[Begin]

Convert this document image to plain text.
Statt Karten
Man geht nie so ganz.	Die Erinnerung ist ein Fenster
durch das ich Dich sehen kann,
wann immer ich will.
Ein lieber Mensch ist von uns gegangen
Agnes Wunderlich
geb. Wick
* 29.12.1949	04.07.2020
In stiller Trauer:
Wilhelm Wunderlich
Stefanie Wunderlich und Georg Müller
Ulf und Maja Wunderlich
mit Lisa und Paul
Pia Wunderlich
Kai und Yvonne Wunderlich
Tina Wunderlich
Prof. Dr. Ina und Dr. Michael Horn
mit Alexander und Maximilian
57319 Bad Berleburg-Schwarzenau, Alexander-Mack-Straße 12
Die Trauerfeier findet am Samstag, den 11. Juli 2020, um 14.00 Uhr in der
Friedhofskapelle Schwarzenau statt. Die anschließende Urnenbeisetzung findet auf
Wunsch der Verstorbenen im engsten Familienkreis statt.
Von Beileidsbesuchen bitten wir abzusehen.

[End]

* **TASK INSTRUCTIONS**: Please quote every record above exactly as it appears.

* **FINAL ANSWER**:
Convert this document image to plain text.
Statt Karten
Man geht nie so ganz.	Die Erinnerung ist ein Fenster
durch das ich Dich sehen kann,
wann immer ich will.
Ein lieber Mensch ist von uns gegangen
Agnes Wunderlich
geb. Wick
* 29.12.1949	04.07.2020
In stiller Trauer:
Wilhelm Wunderlich
Stefanie Wunderlich und Georg Müller
Ulf und Maja Wunderlich
mit Lisa und Paul
Pia Wunderlich
Kai und Yvonne Wunderlich
Tina Wunderlich
Prof. Dr. Ina und Dr. Michael Horn
mit Alexander und Maximilian
57319 Bad Berleburg-Schwarzenau, Alexander-Mack-Straße 12
Die Trauerfeier findet am Samstag, den 11. Juli 2020, um 14.00 Uhr in der
Friedhofskapelle Schwarzenau statt. Die anschließende Urnenbeisetzung findet auf
Wunsch der Verstorbenen im engsten Familienkreis statt.
Von Beileidsbesuchen bitten wir abzusehen.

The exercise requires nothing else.